Without the pictures, return all of the material exactly as written.

--- START OF Records ---

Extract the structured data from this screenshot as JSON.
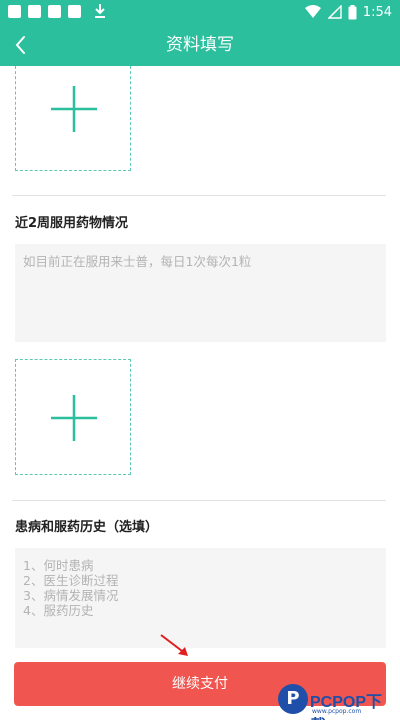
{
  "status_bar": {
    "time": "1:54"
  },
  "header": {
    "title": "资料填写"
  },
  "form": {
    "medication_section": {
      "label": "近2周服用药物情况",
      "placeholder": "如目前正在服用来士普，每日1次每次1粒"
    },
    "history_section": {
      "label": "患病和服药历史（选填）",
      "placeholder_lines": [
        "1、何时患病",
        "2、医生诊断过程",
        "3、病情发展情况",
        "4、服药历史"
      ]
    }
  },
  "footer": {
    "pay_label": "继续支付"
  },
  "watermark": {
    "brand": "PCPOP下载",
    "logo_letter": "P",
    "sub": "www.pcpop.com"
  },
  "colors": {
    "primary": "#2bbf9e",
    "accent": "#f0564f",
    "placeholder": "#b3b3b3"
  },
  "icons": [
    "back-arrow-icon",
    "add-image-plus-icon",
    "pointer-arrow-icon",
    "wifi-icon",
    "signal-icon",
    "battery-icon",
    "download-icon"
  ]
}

--- END OF Records ---

- **Solution for this exercise**:
Extract the structured data from this screenshot as JSON.
{
  "status_bar": {
    "time": "1:54"
  },
  "header": {
    "title": "资料填写"
  },
  "form": {
    "medication_section": {
      "label": "近2周服用药物情况",
      "placeholder": "如目前正在服用来士普，每日1次每次1粒"
    },
    "history_section": {
      "label": "患病和服药历史（选填）",
      "placeholder_lines": [
        "1、何时患病",
        "2、医生诊断过程",
        "3、病情发展情况",
        "4、服药历史"
      ]
    }
  },
  "footer": {
    "pay_label": "继续支付"
  },
  "watermark": {
    "brand": "PCPOP下载",
    "logo_letter": "P",
    "sub": "www.pcpop.com"
  },
  "colors": {
    "primary": "#2bbf9e",
    "accent": "#f0564f",
    "placeholder": "#b3b3b3"
  },
  "icons": [
    "back-arrow-icon",
    "add-image-plus-icon",
    "pointer-arrow-icon",
    "wifi-icon",
    "signal-icon",
    "battery-icon",
    "download-icon"
  ]
}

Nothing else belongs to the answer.